What is being asked: Copy the records below exactly as they are written.

Data lines:
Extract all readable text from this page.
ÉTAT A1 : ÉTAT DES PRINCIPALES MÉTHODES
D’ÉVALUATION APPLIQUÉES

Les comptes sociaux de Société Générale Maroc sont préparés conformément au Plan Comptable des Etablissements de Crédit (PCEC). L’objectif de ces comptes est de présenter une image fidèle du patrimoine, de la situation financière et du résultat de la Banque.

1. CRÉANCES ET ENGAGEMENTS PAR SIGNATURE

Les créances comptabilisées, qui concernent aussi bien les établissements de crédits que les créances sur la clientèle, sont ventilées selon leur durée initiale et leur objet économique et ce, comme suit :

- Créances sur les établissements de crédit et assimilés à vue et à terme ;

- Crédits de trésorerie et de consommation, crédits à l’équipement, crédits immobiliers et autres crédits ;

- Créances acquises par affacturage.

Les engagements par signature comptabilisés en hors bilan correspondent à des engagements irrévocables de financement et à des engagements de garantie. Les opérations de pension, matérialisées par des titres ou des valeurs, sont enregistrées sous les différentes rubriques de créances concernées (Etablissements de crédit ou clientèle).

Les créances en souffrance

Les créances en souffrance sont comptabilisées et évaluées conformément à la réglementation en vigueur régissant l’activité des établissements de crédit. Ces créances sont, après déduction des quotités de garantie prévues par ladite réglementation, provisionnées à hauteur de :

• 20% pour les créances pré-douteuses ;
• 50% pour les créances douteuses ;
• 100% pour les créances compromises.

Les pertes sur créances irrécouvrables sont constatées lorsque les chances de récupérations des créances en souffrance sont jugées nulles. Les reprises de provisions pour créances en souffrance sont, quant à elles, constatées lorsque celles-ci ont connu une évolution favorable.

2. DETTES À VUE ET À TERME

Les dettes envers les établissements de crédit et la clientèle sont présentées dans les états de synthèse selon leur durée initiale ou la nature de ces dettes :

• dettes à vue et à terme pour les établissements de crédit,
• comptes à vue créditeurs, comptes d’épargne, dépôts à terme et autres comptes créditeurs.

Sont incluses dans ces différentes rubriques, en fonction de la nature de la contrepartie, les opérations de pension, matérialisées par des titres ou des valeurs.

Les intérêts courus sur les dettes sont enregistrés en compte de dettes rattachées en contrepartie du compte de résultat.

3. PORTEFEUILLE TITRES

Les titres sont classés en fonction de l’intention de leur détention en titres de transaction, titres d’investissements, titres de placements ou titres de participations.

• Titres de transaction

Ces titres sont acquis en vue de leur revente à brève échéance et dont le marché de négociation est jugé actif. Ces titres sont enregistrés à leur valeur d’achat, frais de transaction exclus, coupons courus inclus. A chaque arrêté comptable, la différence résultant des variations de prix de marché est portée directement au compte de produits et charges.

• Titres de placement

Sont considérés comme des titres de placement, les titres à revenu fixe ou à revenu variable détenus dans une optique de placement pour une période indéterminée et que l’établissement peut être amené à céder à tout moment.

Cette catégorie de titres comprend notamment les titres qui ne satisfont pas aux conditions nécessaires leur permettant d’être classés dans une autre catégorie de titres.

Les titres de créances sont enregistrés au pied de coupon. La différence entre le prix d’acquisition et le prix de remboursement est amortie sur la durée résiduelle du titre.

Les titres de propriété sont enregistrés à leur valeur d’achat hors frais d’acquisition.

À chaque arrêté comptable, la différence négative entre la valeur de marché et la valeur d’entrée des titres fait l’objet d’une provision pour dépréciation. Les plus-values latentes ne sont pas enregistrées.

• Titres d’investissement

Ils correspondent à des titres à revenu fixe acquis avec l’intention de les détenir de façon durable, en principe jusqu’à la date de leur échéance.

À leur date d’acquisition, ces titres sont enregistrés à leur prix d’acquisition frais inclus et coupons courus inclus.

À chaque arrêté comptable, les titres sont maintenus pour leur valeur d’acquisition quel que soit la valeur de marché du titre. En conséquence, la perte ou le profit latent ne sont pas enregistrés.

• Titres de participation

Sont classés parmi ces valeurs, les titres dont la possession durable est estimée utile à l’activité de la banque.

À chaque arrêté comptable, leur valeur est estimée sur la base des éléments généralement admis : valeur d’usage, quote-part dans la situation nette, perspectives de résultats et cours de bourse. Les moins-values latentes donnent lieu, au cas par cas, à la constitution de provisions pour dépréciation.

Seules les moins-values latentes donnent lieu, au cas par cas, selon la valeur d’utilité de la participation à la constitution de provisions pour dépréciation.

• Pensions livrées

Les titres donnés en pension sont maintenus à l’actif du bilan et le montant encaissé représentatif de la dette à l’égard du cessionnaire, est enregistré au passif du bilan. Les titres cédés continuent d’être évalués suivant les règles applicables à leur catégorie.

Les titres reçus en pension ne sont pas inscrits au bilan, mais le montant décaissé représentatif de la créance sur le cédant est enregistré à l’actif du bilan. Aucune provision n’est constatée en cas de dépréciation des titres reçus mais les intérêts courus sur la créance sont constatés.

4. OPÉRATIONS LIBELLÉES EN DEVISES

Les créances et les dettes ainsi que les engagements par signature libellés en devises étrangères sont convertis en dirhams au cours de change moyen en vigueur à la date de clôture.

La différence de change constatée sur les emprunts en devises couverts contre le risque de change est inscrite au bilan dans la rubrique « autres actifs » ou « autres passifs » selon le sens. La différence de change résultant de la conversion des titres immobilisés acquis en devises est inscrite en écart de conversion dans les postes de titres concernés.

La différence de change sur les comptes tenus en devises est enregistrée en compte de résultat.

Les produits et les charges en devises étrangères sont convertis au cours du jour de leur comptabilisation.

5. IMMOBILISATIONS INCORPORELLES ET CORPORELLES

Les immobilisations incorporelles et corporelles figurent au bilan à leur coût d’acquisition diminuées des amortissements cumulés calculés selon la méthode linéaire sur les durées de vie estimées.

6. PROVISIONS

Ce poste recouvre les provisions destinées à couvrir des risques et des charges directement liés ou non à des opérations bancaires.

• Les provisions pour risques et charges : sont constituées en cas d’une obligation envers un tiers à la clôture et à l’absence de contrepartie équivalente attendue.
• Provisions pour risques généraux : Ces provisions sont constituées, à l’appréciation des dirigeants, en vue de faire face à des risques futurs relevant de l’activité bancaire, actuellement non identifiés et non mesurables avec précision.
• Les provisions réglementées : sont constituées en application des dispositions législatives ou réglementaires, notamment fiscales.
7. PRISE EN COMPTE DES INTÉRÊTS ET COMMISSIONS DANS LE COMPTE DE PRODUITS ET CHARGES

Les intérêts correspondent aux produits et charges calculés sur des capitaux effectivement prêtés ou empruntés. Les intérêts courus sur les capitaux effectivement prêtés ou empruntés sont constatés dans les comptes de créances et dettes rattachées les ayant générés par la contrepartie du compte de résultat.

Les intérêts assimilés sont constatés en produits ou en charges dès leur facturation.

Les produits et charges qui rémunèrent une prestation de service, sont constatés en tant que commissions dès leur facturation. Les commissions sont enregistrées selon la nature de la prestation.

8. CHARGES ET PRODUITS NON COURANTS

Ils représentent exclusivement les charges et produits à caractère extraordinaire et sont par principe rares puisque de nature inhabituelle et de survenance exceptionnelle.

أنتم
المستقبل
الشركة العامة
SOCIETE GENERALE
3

The result:
Extract all readable text from this page.
ÉTAT A1 : ÉTAT DES PRINCIPALES MÉTHODES
D’ÉVALUATION APPLIQUÉES

Les comptes sociaux de Société Générale Maroc sont préparés conformément au Plan Comptable des Etablissements de Crédit (PCEC). L’objectif de ces comptes est de présenter une image fidèle du patrimoine, de la situation financière et du résultat de la Banque.

1. CRÉANCES ET ENGAGEMENTS PAR SIGNATURE

Les créances comptabilisées, qui concernent aussi bien les établissements de crédits que les créances sur la clientèle, sont ventilées selon leur durée initiale et leur objet économique et ce, comme suit :

- Créances sur les établissements de crédit et assimilés à vue et à terme ;

- Crédits de trésorerie et de consommation, crédits à l’équipement, crédits immobiliers et autres crédits ;

- Créances acquises par affacturage.

Les engagements par signature comptabilisés en hors bilan correspondent à des engagements irrévocables de financement et à des engagements de garantie. Les opérations de pension, matérialisées par des titres ou des valeurs, sont enregistrées sous les différentes rubriques de créances concernées (Etablissements de crédit ou clientèle).

Les créances en souffrance

Les créances en souffrance sont comptabilisées et évaluées conformément à la réglementation en vigueur régissant l’activité des établissements de crédit. Ces créances sont, après déduction des quotités de garantie prévues par ladite réglementation, provisionnées à hauteur de :

• 20% pour les créances pré-douteuses ;
• 50% pour les créances douteuses ;
• 100% pour les créances compromises.

Les pertes sur créances irrécouvrables sont constatées lorsque les chances de récupérations des créances en souffrance sont jugées nulles. Les reprises de provisions pour créances en souffrance sont, quant à elles, constatées lorsque celles-ci ont connu une évolution favorable.

2. DETTES À VUE ET À TERME

Les dettes envers les établissements de crédit et la clientèle sont présentées dans les états de synthèse selon leur durée initiale ou la nature de ces dettes :

• dettes à vue et à terme pour les établissements de crédit,
• comptes à vue créditeurs, comptes d’épargne, dépôts à terme et autres comptes créditeurs.

Sont incluses dans ces différentes rubriques, en fonction de la nature de la contrepartie, les opérations de pension, matérialisées par des titres ou des valeurs.

Les intérêts courus sur les dettes sont enregistrés en compte de dettes rattachées en contrepartie du compte de résultat.

3. PORTEFEUILLE TITRES

Les titres sont classés en fonction de l’intention de leur détention en titres de transaction, titres d’investissements, titres de placements ou titres de participations.

• Titres de transaction

Ces titres sont acquis en vue de leur revente à brève échéance et dont le marché de négociation est jugé actif. Ces titres sont enregistrés à leur valeur d’achat, frais de transaction exclus, coupons courus inclus. A chaque arrêté comptable, la différence résultant des variations de prix de marché est portée directement au compte de produits et charges.

• Titres de placement

Sont considérés comme des titres de placement, les titres à revenu fixe ou à revenu variable détenus dans une optique de placement pour une période indéterminée et que l’établissement peut être amené à céder à tout moment.

Cette catégorie de titres comprend notamment les titres qui ne satisfont pas aux conditions nécessaires leur permettant d’être classés dans une autre catégorie de titres.

Les titres de créances sont enregistrés au pied de coupon. La différence entre le prix d’acquisition et le prix de remboursement est amortie sur la durée résiduelle du titre.

Les titres de propriété sont enregistrés à leur valeur d’achat hors frais d’acquisition.

À chaque arrêté comptable, la différence négative entre la valeur de marché et la valeur d’entrée des titres fait l’objet d’une provision pour dépréciation. Les plus-values latentes ne sont pas enregistrées.

• Titres d’investissement

Ils correspondent à des titres à revenu fixe acquis avec l’intention de les détenir de façon durable, en principe jusqu’à la date de leur échéance.

À leur date d’acquisition, ces titres sont enregistrés à leur prix d’acquisition frais inclus et coupons courus inclus.

À chaque arrêté comptable, les titres sont maintenus pour leur valeur d’acquisition quel que soit la valeur de marché du titre. En conséquence, la perte ou le profit latent ne sont pas enregistrés.

• Titres de participation

Sont classés parmi ces valeurs, les titres dont la possession durable est estimée utile à l’activité de la banque.

À chaque arrêté comptable, leur valeur est estimée sur la base des éléments généralement admis : valeur d’usage, quote-part dans la situation nette, perspectives de résultats et cours de bourse. Les moins-values latentes donnent lieu, au cas par cas, à la constitution de provisions pour dépréciation.

Seules les moins-values latentes donnent lieu, au cas par cas, selon la valeur d’utilité de la participation à la constitution de provisions pour dépréciation.

• Pensions livrées

Les titres donnés en pension sont maintenus à l’actif du bilan et le montant encaissé représentatif de la dette à l’égard du cessionnaire, est enregistré au passif du bilan. Les titres cédés continuent d’être évalués suivant les règles applicables à leur catégorie.

Les titres reçus en pension ne sont pas inscrits au bilan, mais le montant décaissé représentatif de la créance sur le cédant est enregistré à l’actif du bilan. Aucune provision n’est constatée en cas de dépréciation des titres reçus mais les intérêts courus sur la créance sont constatés.

4. OPÉRATIONS LIBELLÉES EN DEVISES

Les créances et les dettes ainsi que les engagements par signature libellés en devises étrangères sont convertis en dirhams au cours de change moyen en vigueur à la date de clôture.

La différence de change constatée sur les emprunts en devises couverts contre le risque de change est inscrite au bilan dans la rubrique « autres actifs » ou « autres passifs » selon le sens. La différence de change résultant de la conversion des titres immobilisés acquis en devises est inscrite en écart de conversion dans les postes de titres concernés.

La différence de change sur les comptes tenus en devises est enregistrée en compte de résultat.

Les produits et les charges en devises étrangères sont convertis au cours du jour de leur comptabilisation.

5. IMMOBILISATIONS INCORPORELLES ET CORPORELLES

Les immobilisations incorporelles et corporelles figurent au bilan à leur coût d’acquisition diminuées des amortissements cumulés calculés selon la méthode linéaire sur les durées de vie estimées.

6. PROVISIONS

Ce poste recouvre les provisions destinées à couvrir des risques et des charges directement liés ou non à des opérations bancaires.

• Les provisions pour risques et charges : sont constituées en cas d’une obligation envers un tiers à la clôture et à l’absence de contrepartie équivalente attendue.
• Provisions pour risques généraux : Ces provisions sont constituées, à l’appréciation des dirigeants, en vue de faire face à des risques futurs relevant de l’activité bancaire, actuellement non identifiés et non mesurables avec précision.
• Les provisions réglementées : sont constituées en application des dispositions législatives ou réglementaires, notamment fiscales.
7. PRISE EN COMPTE DES INTÉRÊTS ET COMMISSIONS DANS LE COMPTE DE PRODUITS ET CHARGES

Les intérêts correspondent aux produits et charges calculés sur des capitaux effectivement prêtés ou empruntés. Les intérêts courus sur les capitaux effectivement prêtés ou empruntés sont constatés dans les comptes de créances et dettes rattachées les ayant générés par la contrepartie du compte de résultat.

Les intérêts assimilés sont constatés en produits ou en charges dès leur facturation.

Les produits et charges qui rémunèrent une prestation de service, sont constatés en tant que commissions dès leur facturation. Les commissions sont enregistrées selon la nature de la prestation.

8. CHARGES ET PRODUITS NON COURANTS

Ils représentent exclusivement les charges et produits à caractère extraordinaire et sont par principe rares puisque de nature inhabituelle et de survenance exceptionnelle.

أنتم
المستقبل
الشركة العامة
SOCIETE GENERALE
3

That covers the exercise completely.